Work instructions: Please recast every line of the entries below as a Markdown table with the columns "Row" and "Content", numbering each row and skipping blank lines. Leave the pictures out.

Stored records:
------------------------------
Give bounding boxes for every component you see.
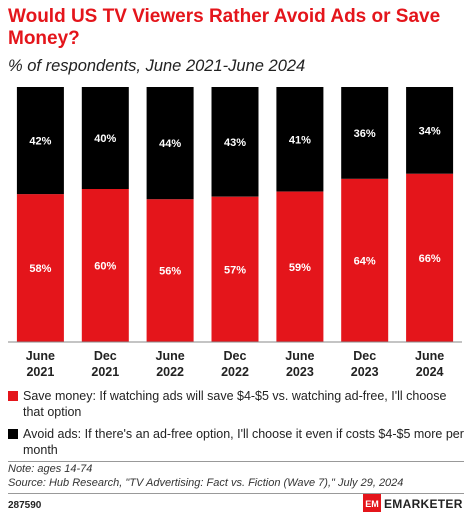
note-text: Note: ages 14-74 [8,463,93,475]
stacked-bar-chart: 58% 42% 60% 40% 56% 44% 57% 43% 59% 41% 64% 36% 66% 3… [8,87,462,379]
x-tick-label: June [285,349,314,363]
bar-save-money [341,178,389,342]
data-label-save-money: 56% [159,266,181,278]
bar-save-money [16,194,64,342]
bar-avoid-ads [276,87,324,192]
logo-text: EM [365,499,379,509]
x-tick-label: Dec [94,349,117,363]
data-label-avoid-ads: 40% [94,133,116,145]
x-tick-label: June [26,349,55,363]
divider [8,461,464,462]
data-label-save-money: 66% [419,253,441,265]
bar-avoid-ads [16,87,64,195]
legend-item-avoid-ads: Avoid ads: If there's an ad-free option,… [8,426,464,458]
divider [8,493,464,494]
x-tick-label: June [415,349,444,363]
bar-save-money [81,189,129,342]
bar-avoid-ads [81,87,129,189]
bar-avoid-ads [211,87,259,197]
data-label-avoid-ads: 34% [419,125,441,137]
legend-item-save-money: Save money: If watching ads will save $4… [8,388,464,420]
x-tick-label: 2023 [351,365,379,379]
data-label-save-money: 59% [289,262,311,274]
bar-save-money [146,199,194,342]
bar-save-money [211,196,259,342]
chart-title: Would US TV Viewers Rather Avoid Ads or … [8,6,441,49]
bar-avoid-ads [341,87,389,179]
source-text: Source: Hub Research, "TV Advertising: F… [8,477,404,489]
bar-avoid-ads [146,87,194,200]
x-tick-label: Dec [224,349,247,363]
bar-save-money [406,173,454,342]
x-tick-label: June [156,349,185,363]
x-tick-label: Dec [353,349,376,363]
x-tick-label: 2021 [26,365,54,379]
x-tick-labels: June 2021 Dec 2021 June 2022 Dec 2022 June 2023 De… [26,349,444,379]
data-label-save-money: 58% [29,263,51,275]
bars-layer: 58% 42% 60% 40% 56% 44% 57% 43% 59% 41% 64% 36% 66% 3… [16,87,454,342]
emarketer-logo-icon: EM [363,494,381,512]
data-label-save-money: 57% [224,264,246,276]
bar-save-money [276,191,324,342]
legend-swatch-avoid-ads [8,429,18,439]
legend-swatch-save-money [8,391,18,401]
x-tick-label: 2023 [286,365,314,379]
x-tick-label: 2022 [221,365,249,379]
bar-avoid-ads [406,87,454,174]
data-label-avoid-ads: 42% [29,136,51,148]
x-tick-label: 2022 [156,365,184,379]
x-tick-label: 2021 [91,365,119,379]
legend-label-save-money: Save money: If watching ads will save $4… [23,389,447,419]
data-label-avoid-ads: 43% [224,137,246,149]
data-label-avoid-ads: 36% [354,128,376,140]
chart-subtitle: % of respondents, June 2021-June 2024 [8,57,306,75]
data-label-save-money: 60% [94,261,116,273]
x-tick-label: 2024 [416,365,444,379]
data-label-avoid-ads: 44% [159,138,181,150]
data-label-avoid-ads: 41% [289,134,311,146]
data-label-save-money: 64% [354,255,376,267]
chart-id: 287590 [8,500,42,511]
legend-label-avoid-ads: Avoid ads: If there's an ad-free option,… [23,427,464,457]
brand-name: EMARKETER [384,497,463,511]
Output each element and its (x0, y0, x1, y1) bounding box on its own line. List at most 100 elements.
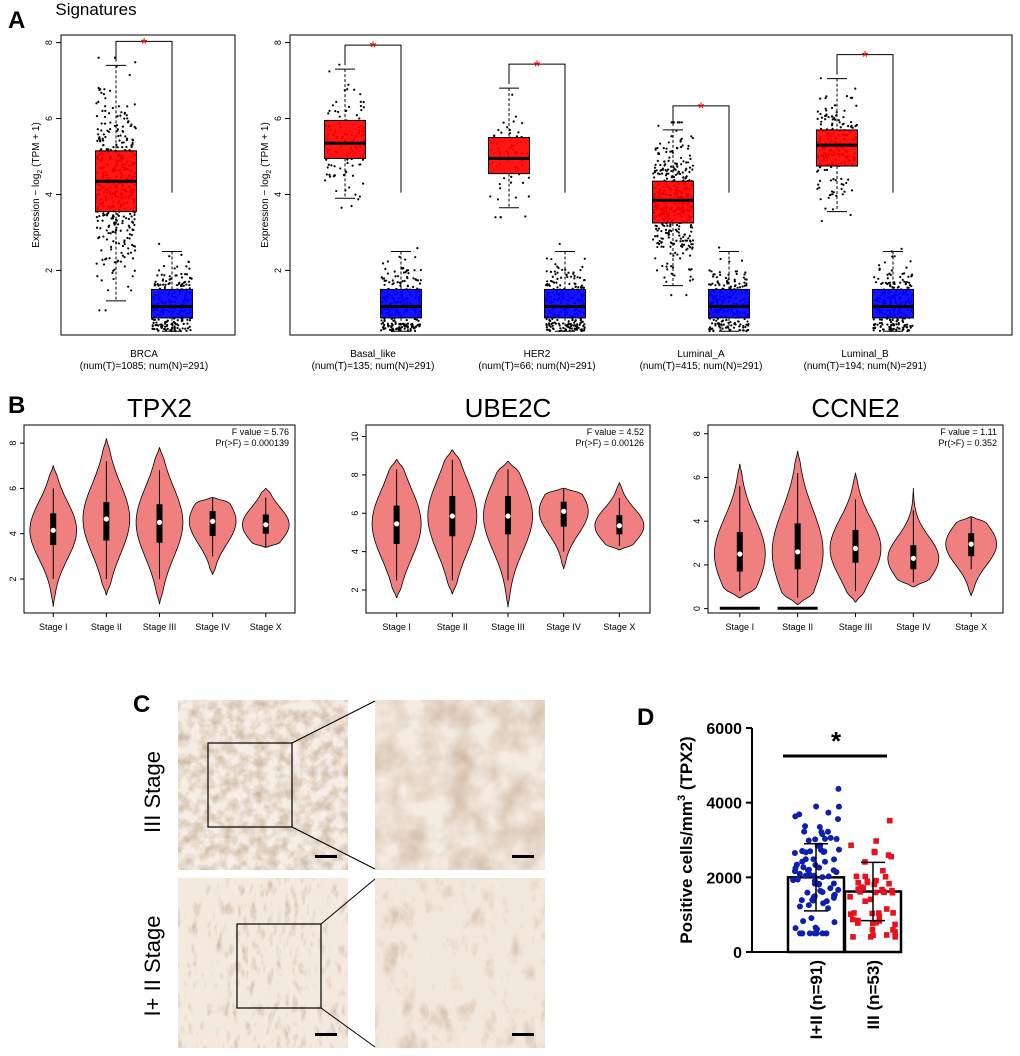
data-point (391, 279, 394, 282)
data-point (108, 89, 112, 92)
data-point (721, 327, 724, 330)
data-point (556, 271, 559, 274)
data-point (105, 229, 108, 232)
group-name: Luminal_A (677, 349, 725, 360)
data-point (744, 325, 747, 329)
data-point (724, 276, 728, 280)
data-point (164, 283, 167, 286)
y-tick-label: 6 (350, 511, 360, 516)
data-point (819, 889, 826, 896)
data-point (101, 258, 104, 261)
data-point (670, 272, 673, 275)
data-point (855, 879, 862, 886)
data-point (668, 229, 671, 232)
group-name: Luminal_B (841, 349, 889, 360)
data-point (406, 275, 409, 279)
data-point (890, 327, 893, 331)
data-point (351, 174, 355, 177)
data-point (361, 158, 365, 161)
data-point (659, 163, 662, 167)
data-point (515, 135, 519, 138)
data-point (386, 272, 390, 275)
data-point (667, 231, 670, 234)
data-point (847, 911, 854, 917)
data-point (514, 196, 517, 199)
data-point (102, 133, 105, 136)
x-tick-label: Stage II (91, 622, 122, 632)
data-point (893, 255, 896, 258)
data-point (896, 318, 899, 321)
data-point (831, 856, 838, 863)
data-point (576, 323, 579, 326)
data-point (578, 276, 582, 279)
data-point (188, 325, 191, 328)
data-point (876, 913, 883, 920)
data-point (665, 172, 668, 175)
data-point (833, 835, 840, 842)
data-point (873, 877, 879, 884)
data-point (132, 221, 135, 224)
data-point (418, 323, 422, 326)
data-point (383, 283, 386, 286)
data-point (889, 273, 892, 276)
data-point (126, 105, 129, 108)
data-point (164, 325, 167, 328)
data-point (835, 886, 842, 893)
data-point (804, 889, 811, 896)
data-point (838, 121, 841, 124)
data-point (719, 257, 722, 261)
data-point (545, 317, 548, 321)
data-point (842, 183, 845, 186)
data-point (549, 319, 552, 323)
data-point (717, 282, 720, 285)
data-point (110, 245, 113, 248)
data-point (830, 880, 837, 887)
data-point (744, 271, 747, 274)
data-point (106, 129, 109, 132)
data-point (180, 283, 184, 286)
data-point (843, 109, 846, 112)
data-point (116, 129, 119, 132)
data-point (673, 274, 676, 277)
data-point (122, 215, 125, 218)
data-point (403, 327, 406, 330)
data-point (823, 898, 830, 905)
data-point (847, 894, 853, 900)
data-point (796, 870, 803, 877)
data-point (554, 273, 557, 276)
data-point (172, 320, 176, 324)
data-point (670, 294, 673, 297)
violin-median (795, 549, 801, 555)
data-point (845, 181, 848, 185)
y-tick-label: 8 (350, 472, 360, 477)
data-point (659, 142, 662, 145)
data-point (742, 329, 745, 332)
data-point (854, 87, 857, 90)
data-point (545, 326, 548, 329)
data-point (806, 930, 813, 937)
data-point (187, 260, 190, 263)
data-point (570, 275, 573, 278)
data-point (334, 109, 337, 113)
data-point (658, 239, 661, 243)
data-point (496, 198, 500, 201)
data-point (112, 146, 115, 149)
data-point (133, 213, 136, 217)
data-point (97, 56, 100, 59)
data-point (324, 179, 327, 182)
data-point (725, 318, 728, 322)
data-point (390, 322, 393, 325)
data-point (126, 236, 129, 239)
chart-title: Signatures (55, 0, 136, 19)
zoom-connector (291, 700, 376, 744)
y-tick-label: 8 (8, 441, 18, 446)
data-point (190, 277, 193, 280)
data-point (869, 926, 876, 933)
data-point (131, 228, 134, 231)
data-point (381, 262, 385, 265)
data-point (165, 280, 168, 283)
data-point (97, 137, 101, 140)
data-point (117, 214, 120, 217)
data-point (667, 172, 670, 175)
data-point (680, 244, 683, 248)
------------------------------
Result for this task:
| Row | Content |
|---|---|
| 1 | Give bounding boxes for every component you see. |
| 2 | note-text: Note: ages 14-74 [8,463,93,475] |
| 3 | stacked-bar-chart: 58% 42% 60% 40% 56% 44% 57% 43% 59% 41% 64% 36% 66% 3… [8,87,462,379] |
| 4 | x-tick-label: June [285,349,314,363] |
| 5 | bar-save-money [341,178,389,342] |
| 6 | data-label-save-money: 56% [159,266,181,278] |
| 7 | bar-save-money [16,194,64,342] |
| 8 | bar-avoid-ads [276,87,324,192] |
| 9 | logo-text: EM [365,499,379,509] |
| 10 | x-tick-label: Dec [94,349,117,363] |
| 11 | data-label-avoid-ads: 40% [94,133,116,145] |
| 12 | x-tick-label: June [26,349,55,363] |
| 13 | divider [8,461,464,462] |
| 14 | data-label-save-money: 66% [419,253,441,265] |
| 15 | bar-avoid-ads [16,87,64,195] |
| 16 | legend-item-avoid-ads: Avoid ads: If there's an ad-free option,… [8,426,464,458] |
| 17 | divider [8,493,464,494] |
| 18 | x-tick-label: June [415,349,444,363] |
| 19 | bar-save-money [81,189,129,342] |
| 20 | bar-avoid-ads [81,87,129,189] |
| 21 | bar-avoid-ads [211,87,259,197] |
| 22 | data-label-avoid-ads: 34% [419,125,441,137] |
| 23 | legend-item-save-money: Save money: If watching ads will save $4… [8,388,464,420] |
| 24 | x-tick-label: 2023 [351,365,379,379] |
| 25 | data-label-save-money: 59% [289,262,311,274] |
| 26 | bar-save-money [146,199,194,342] |
| 27 | bar-save-money [211,196,259,342] |
| 28 | chart-title: Would US TV Viewers Rather Avoid Ads or … [8,6,441,49] |
| 29 | bar-avoid-ads [341,87,389,179] |
| 30 | source-text: Source: Hub Research, "TV Advertising: F… [8,477,404,489] |
| 31 | bar-avoid-ads [146,87,194,200] |
| 32 | x-tick-label: Dec [224,349,247,363] |
| 33 | bar-save-money [406,173,454,342] |
| 34 | x-tick-label: June [156,349,185,363] |
| 35 | x-tick-label: Dec [353,349,376,363] |
| 36 | x-tick-label: 2021 [26,365,54,379] |
| 37 | x-tick-labels: June 2021 Dec 2021 June 2022 Dec 2022 June 2023 De… [26,349,444,379] |
| 38 | data-label-save-money: 58% [29,263,51,275] |
| 39 | bars-layer: 58% 42% 60% 40% 56% 44% 57% 43% 59% 41% 64% 36% 66% 3… [16,87,454,342] |
| 40 | emarketer-logo-icon: EM [363,494,381,512] |
| 41 | data-label-save-money: 57% [224,264,246,276] |
| 42 | bar-save-money [276,191,324,342] |
| 43 | legend-swatch-avoid-ads [8,429,18,439] |
| 44 | legend-swatch-save-money [8,391,18,401] |
| 45 | x-tick-label: 2023 [286,365,314,379] |
| 46 | x-tick-label: 2022 [221,365,249,379] |
| 47 | bar-avoid-ads [406,87,454,174] |
| 48 | data-label-avoid-ads: 42% [29,136,51,148] |
| 49 | x-tick-label: 2022 [156,365,184,379] |
| 50 | x-tick-label: 2021 [91,365,119,379] |
| 51 | legend-label-save-money: Save money: If watching ads will save $4… [23,389,447,419] |
| 52 | data-label-avoid-ads: 43% [224,137,246,149] |
| 53 | data-label-avoid-ads: 36% [354,128,376,140] |
| 54 | chart-subtitle: % of respondents, June 2021-June 2024 [8,57,306,75] |
| 55 | data-label-save-money: 60% [94,261,116,273] |
| 56 | x-tick-label: 2024 [416,365,444,379] |
| 57 | data-label-avoid-ads: 44% [159,138,181,150] |
| 58 | data-label-avoid-ads: 41% [289,134,311,146] |
| 59 | data-label-save-money: 64% [354,255,376,267] |
| 60 | chart-id: 287590 [8,500,42,511] |
| 61 | legend-label-avoid-ads: Avoid ads: If there's an ad-free option,… [23,427,464,457] |
| 62 | brand-name: EMARKETER [384,497,463,511] |
| 63 | Output each element and its (x0, y0, x1, y1) bounding box on its own line. List at most 100 elements. |
| 64 | data-point (391, 279, 394, 282) |
| 65 | data-point (108, 89, 112, 92) |
| 66 | data-point (721, 327, 724, 330) |
| 67 | data-point (556, 271, 559, 274) |
| 68 | data-point (105, 229, 108, 232) |
| 69 | group-name: Luminal_A (677, 349, 725, 360) |
| 70 | data-point (744, 325, 747, 329) |
| 71 | data-point (724, 276, 728, 280) |
| 72 | data-point (164, 283, 167, 286) |
| 73 | y-tick-label: 6 (350, 511, 360, 516) |
| 74 | data-point (819, 889, 826, 896) |
| 75 | data-point (101, 258, 104, 261) |
| 76 | data-point (670, 272, 673, 275) |
| 77 | data-point (855, 879, 862, 886) |
| 78 | data-point (668, 229, 671, 232) |
| 79 | group-name: Luminal_B (841, 349, 889, 360) |
| 80 | data-point (406, 275, 409, 279) |
| 81 | data-point (890, 327, 893, 331) |
| 82 | data-point (351, 174, 355, 177) |
| 83 | data-point (361, 158, 365, 161) |
| 84 | data-point (659, 163, 662, 167) |
| 85 | data-point (515, 135, 519, 138) |
| 86 | data-point (386, 272, 390, 275) |
| 87 | data-point (667, 231, 670, 234) |
| 88 | data-point (847, 911, 854, 917) |
| 89 | data-point (514, 196, 517, 199) |
| 90 | data-point (102, 133, 105, 136) |
| 91 | x-tick-label: Stage II (91, 622, 122, 632) |
| 92 | data-point (893, 255, 896, 258) |
| 93 | data-point (896, 318, 899, 321) |
| 94 | data-point (831, 856, 838, 863) |
| 95 | data-point (576, 323, 579, 326) |
| 96 | data-point (578, 276, 582, 279) |
| 97 | data-point (188, 325, 191, 328) |
| 98 | data-point (876, 913, 883, 920) |
| 99 | data-point (665, 172, 668, 175) |
| 100 | data-point (833, 835, 840, 842) |
| 101 | data-point (873, 877, 879, 884) |
| 102 | data-point (132, 221, 135, 224) |
| 103 | data-point (418, 323, 422, 326) |
| 104 | data-point (383, 283, 386, 286) |
| 105 | data-point (889, 273, 892, 276) |
| 106 | data-point (126, 105, 129, 108) |
| 107 | data-point (164, 325, 167, 328) |
| 108 | data-point (835, 886, 842, 893) |
| 109 | data-point (804, 889, 811, 896) |
| 110 | data-point (838, 121, 841, 124) |
| 111 | data-point (719, 257, 722, 261) |
| 112 | data-point (545, 317, 548, 321) |
| 113 | data-point (842, 183, 845, 186) |
| 114 | data-point (549, 319, 552, 323) |
| 115 | data-point (717, 282, 720, 285) |
| 116 | data-point (110, 245, 113, 248) |
| 117 | data-point (830, 880, 837, 887) |
| 118 | data-point (744, 271, 747, 274) |
| 119 | data-point (106, 129, 109, 132) |
| 120 | data-point (180, 283, 184, 286) |
| 121 | data-point (843, 109, 846, 112) |
| 122 | data-point (116, 129, 119, 132) |
| 123 | data-point (673, 274, 676, 277) |
| 124 | data-point (122, 215, 125, 218) |
| 125 | data-point (403, 327, 406, 330) |
| 126 | data-point (823, 898, 830, 905) |
| 127 | data-point (847, 894, 853, 900) |
| 128 | data-point (796, 870, 803, 877) |
| 129 | data-point (554, 273, 557, 276) |
| 130 | data-point (172, 320, 176, 324) |
| 131 | data-point (670, 294, 673, 297) |
| 132 | violin-median (795, 549, 801, 555) |
| 133 | data-point (845, 181, 848, 185) |
| 134 | y-tick-label: 8 (350, 472, 360, 477) |
| 135 | data-point (659, 142, 662, 145) |
| 136 | data-point (742, 329, 745, 332) |
| 137 | data-point (854, 87, 857, 90) |
| 138 | data-point (545, 326, 548, 329) |
| 139 | data-point (806, 930, 813, 937) |
| 140 | data-point (187, 260, 190, 263) |
| 141 | data-point (570, 275, 573, 278) |
| 142 | data-point (334, 109, 337, 113) |
| 143 | data-point (658, 239, 661, 243) |
| 144 | data-point (496, 198, 500, 201) |
| 145 | data-point (112, 146, 115, 149) |
| 146 | data-point (133, 213, 136, 217) |
| 147 | data-point (97, 56, 100, 59) |
| 148 | data-point (324, 179, 327, 182) |
| 149 | data-point (725, 318, 728, 322) |
| 150 | data-point (390, 322, 393, 325) |
| 151 | data-point (126, 236, 129, 239) |
| 152 | chart-title: Signatures (55, 0, 136, 19) |
| 153 | zoom-connector (291, 700, 376, 744) |
| 154 | y-tick-label: 8 (8, 441, 18, 446) |
| 155 | data-point (190, 277, 193, 280) |
| 156 | data-point (869, 926, 876, 933) |
| 157 | data-point (131, 228, 134, 231) |
| 158 | data-point (381, 262, 385, 265) |
| 159 | data-point (165, 280, 168, 283) |
| 160 | data-point (97, 137, 101, 140) |
| 161 | data-point (117, 214, 120, 217) |
| 162 | data-point (667, 172, 670, 175) |
| 163 | data-point (680, 244, 683, 248) |